§ What you are asked to do: Copy every record word for word.

§ Provided records:
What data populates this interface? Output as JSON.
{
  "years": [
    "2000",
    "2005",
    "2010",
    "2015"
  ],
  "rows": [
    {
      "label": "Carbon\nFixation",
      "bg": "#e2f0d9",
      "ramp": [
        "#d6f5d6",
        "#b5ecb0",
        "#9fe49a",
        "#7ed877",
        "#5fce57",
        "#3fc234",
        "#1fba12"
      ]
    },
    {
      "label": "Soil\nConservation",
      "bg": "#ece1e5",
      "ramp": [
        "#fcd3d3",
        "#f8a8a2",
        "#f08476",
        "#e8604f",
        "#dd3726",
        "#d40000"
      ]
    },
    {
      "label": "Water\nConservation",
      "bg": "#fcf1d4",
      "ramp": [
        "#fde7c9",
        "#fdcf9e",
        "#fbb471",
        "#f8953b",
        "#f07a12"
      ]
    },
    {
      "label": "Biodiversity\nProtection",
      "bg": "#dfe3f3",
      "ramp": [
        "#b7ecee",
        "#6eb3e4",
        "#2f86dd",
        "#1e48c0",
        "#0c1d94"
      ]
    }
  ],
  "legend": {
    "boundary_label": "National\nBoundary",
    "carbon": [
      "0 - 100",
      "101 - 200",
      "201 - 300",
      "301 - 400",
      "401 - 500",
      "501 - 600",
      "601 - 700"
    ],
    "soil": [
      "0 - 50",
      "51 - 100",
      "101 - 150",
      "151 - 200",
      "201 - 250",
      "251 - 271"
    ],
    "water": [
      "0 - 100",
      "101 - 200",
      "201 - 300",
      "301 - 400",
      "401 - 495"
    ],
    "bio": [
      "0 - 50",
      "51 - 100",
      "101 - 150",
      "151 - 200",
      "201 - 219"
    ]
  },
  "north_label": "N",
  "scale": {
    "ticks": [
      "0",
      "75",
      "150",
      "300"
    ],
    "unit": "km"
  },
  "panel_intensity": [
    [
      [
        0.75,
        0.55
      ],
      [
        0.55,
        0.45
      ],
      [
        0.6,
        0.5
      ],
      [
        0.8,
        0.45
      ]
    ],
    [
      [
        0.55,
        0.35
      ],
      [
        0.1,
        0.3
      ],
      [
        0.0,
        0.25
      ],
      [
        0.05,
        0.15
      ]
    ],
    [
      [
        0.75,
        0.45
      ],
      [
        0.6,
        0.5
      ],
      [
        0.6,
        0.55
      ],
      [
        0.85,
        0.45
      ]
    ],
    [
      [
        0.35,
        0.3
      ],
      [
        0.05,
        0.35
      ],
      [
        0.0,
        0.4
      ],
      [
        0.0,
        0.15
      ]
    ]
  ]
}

§ The output:
What data populates this interface? Output as JSON.
{
  "years": [
    "2000",
    "2005",
    "2010",
    "2015"
  ],
  "rows": [
    {
      "label": "Carbon\nFixation",
      "bg": "#e2f0d9",
      "ramp": [
        "#d6f5d6",
        "#b5ecb0",
        "#9fe49a",
        "#7ed877",
        "#5fce57",
        "#3fc234",
        "#1fba12"
      ]
    },
    {
      "label": "Soil\nConservation",
      "bg": "#ece1e5",
      "ramp": [
        "#fcd3d3",
        "#f8a8a2",
        "#f08476",
        "#e8604f",
        "#dd3726",
        "#d40000"
      ]
    },
    {
      "label": "Water\nConservation",
      "bg": "#fcf1d4",
      "ramp": [
        "#fde7c9",
        "#fdcf9e",
        "#fbb471",
        "#f8953b",
        "#f07a12"
      ]
    },
    {
      "label": "Biodiversity\nProtection",
      "bg": "#dfe3f3",
      "ramp": [
        "#b7ecee",
        "#6eb3e4",
        "#2f86dd",
        "#1e48c0",
        "#0c1d94"
      ]
    }
  ],
  "legend": {
    "boundary_label": "National\nBoundary",
    "carbon": [
      "0 - 100",
      "101 - 200",
      "201 - 300",
      "301 - 400",
      "401 - 500",
      "501 - 600",
      "601 - 700"
    ],
    "soil": [
      "0 - 50",
      "51 - 100",
      "101 - 150",
      "151 - 200",
      "201 - 250",
      "251 - 271"
    ],
    "water": [
      "0 - 100",
      "101 - 200",
      "201 - 300",
      "301 - 400",
      "401 - 495"
    ],
    "bio": [
      "0 - 50",
      "51 - 100",
      "101 - 150",
      "151 - 200",
      "201 - 219"
    ]
  },
  "north_label": "N",
  "scale": {
    "ticks": [
      "0",
      "75",
      "150",
      "300"
    ],
    "unit": "km"
  },
  "panel_intensity": [
    [
      [
        0.75,
        0.55
      ],
      [
        0.55,
        0.45
      ],
      [
        0.6,
        0.5
      ],
      [
        0.8,
        0.45
      ]
    ],
    [
      [
        0.55,
        0.35
      ],
      [
        0.1,
        0.3
      ],
      [
        0.0,
        0.25
      ],
      [
        0.05,
        0.15
      ]
    ],
    [
      [
        0.75,
        0.45
      ],
      [
        0.6,
        0.5
      ],
      [
        0.6,
        0.55
      ],
      [
        0.85,
        0.45
      ]
    ],
    [
      [
        0.35,
        0.3
      ],
      [
        0.05,
        0.35
      ],
      [
        0.0,
        0.4
      ],
      [
        0.0,
        0.15
      ]
    ]
  ]
}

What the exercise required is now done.